Output all lines exactly.

◆ Data excerpts:
○ ○ ○

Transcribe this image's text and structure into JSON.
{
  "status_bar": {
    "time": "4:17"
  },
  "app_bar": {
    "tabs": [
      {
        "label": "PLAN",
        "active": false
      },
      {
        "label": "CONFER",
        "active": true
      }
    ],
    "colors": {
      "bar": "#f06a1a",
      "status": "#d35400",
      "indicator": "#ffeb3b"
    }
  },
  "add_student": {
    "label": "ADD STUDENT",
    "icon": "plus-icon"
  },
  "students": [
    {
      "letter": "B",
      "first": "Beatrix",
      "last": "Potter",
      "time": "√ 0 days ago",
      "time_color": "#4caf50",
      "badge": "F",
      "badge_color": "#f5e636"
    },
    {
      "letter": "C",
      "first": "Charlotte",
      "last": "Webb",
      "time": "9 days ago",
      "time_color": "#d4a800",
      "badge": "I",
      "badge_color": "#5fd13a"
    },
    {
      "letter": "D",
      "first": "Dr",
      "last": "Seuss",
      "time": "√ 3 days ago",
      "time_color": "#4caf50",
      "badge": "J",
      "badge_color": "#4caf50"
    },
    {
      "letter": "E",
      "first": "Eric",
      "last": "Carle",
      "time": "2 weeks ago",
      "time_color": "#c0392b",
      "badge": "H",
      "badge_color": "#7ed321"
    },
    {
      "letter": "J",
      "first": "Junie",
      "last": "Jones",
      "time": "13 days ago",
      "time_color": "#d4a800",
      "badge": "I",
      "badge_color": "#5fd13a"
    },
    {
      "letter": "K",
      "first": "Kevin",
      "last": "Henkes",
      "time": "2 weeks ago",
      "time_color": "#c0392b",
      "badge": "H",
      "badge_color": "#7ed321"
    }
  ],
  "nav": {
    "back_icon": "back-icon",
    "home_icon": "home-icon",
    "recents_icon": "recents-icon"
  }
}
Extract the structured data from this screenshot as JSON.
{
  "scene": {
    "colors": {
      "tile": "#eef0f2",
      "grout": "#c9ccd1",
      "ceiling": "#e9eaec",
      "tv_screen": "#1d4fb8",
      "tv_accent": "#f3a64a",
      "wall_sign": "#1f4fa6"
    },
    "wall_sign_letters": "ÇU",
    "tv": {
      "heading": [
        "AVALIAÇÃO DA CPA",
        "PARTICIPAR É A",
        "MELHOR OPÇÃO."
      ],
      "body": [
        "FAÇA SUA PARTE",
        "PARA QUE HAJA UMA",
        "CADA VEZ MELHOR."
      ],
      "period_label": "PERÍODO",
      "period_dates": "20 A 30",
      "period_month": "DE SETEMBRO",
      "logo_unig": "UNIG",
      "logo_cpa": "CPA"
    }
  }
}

○ ○ ○

◆ Completed task:
Transcribe this image's text and structure into JSON.
{
  "status_bar": {
    "time": "4:17"
  },
  "app_bar": {
    "tabs": [
      {
        "label": "PLAN",
        "active": false
      },
      {
        "label": "CONFER",
        "active": true
      }
    ],
    "colors": {
      "bar": "#f06a1a",
      "status": "#d35400",
      "indicator": "#ffeb3b"
    }
  },
  "add_student": {
    "label": "ADD STUDENT",
    "icon": "plus-icon"
  },
  "students": [
    {
      "letter": "B",
      "first": "Beatrix",
      "last": "Potter",
      "time": "√ 0 days ago",
      "time_color": "#4caf50",
      "badge": "F",
      "badge_color": "#f5e636"
    },
    {
      "letter": "C",
      "first": "Charlotte",
      "last": "Webb",
      "time": "9 days ago",
      "time_color": "#d4a800",
      "badge": "I",
      "badge_color": "#5fd13a"
    },
    {
      "letter": "D",
      "first": "Dr",
      "last": "Seuss",
      "time": "√ 3 days ago",
      "time_color": "#4caf50",
      "badge": "J",
      "badge_color": "#4caf50"
    },
    {
      "letter": "E",
      "first": "Eric",
      "last": "Carle",
      "time": "2 weeks ago",
      "time_color": "#c0392b",
      "badge": "H",
      "badge_color": "#7ed321"
    },
    {
      "letter": "J",
      "first": "Junie",
      "last": "Jones",
      "time": "13 days ago",
      "time_color": "#d4a800",
      "badge": "I",
      "badge_color": "#5fd13a"
    },
    {
      "letter": "K",
      "first": "Kevin",
      "last": "Henkes",
      "time": "2 weeks ago",
      "time_color": "#c0392b",
      "badge": "H",
      "badge_color": "#7ed321"
    }
  ],
  "nav": {
    "back_icon": "back-icon",
    "home_icon": "home-icon",
    "recents_icon": "recents-icon"
  }
}
Extract the structured data from this screenshot as JSON.
{
  "scene": {
    "colors": {
      "tile": "#eef0f2",
      "grout": "#c9ccd1",
      "ceiling": "#e9eaec",
      "tv_screen": "#1d4fb8",
      "tv_accent": "#f3a64a",
      "wall_sign": "#1f4fa6"
    },
    "wall_sign_letters": "ÇU",
    "tv": {
      "heading": [
        "AVALIAÇÃO DA CPA",
        "PARTICIPAR É A",
        "MELHOR OPÇÃO."
      ],
      "body": [
        "FAÇA SUA PARTE",
        "PARA QUE HAJA UMA",
        "CADA VEZ MELHOR."
      ],
      "period_label": "PERÍODO",
      "period_dates": "20 A 30",
      "period_month": "DE SETEMBRO",
      "logo_unig": "UNIG",
      "logo_cpa": "CPA"
    }
  }
}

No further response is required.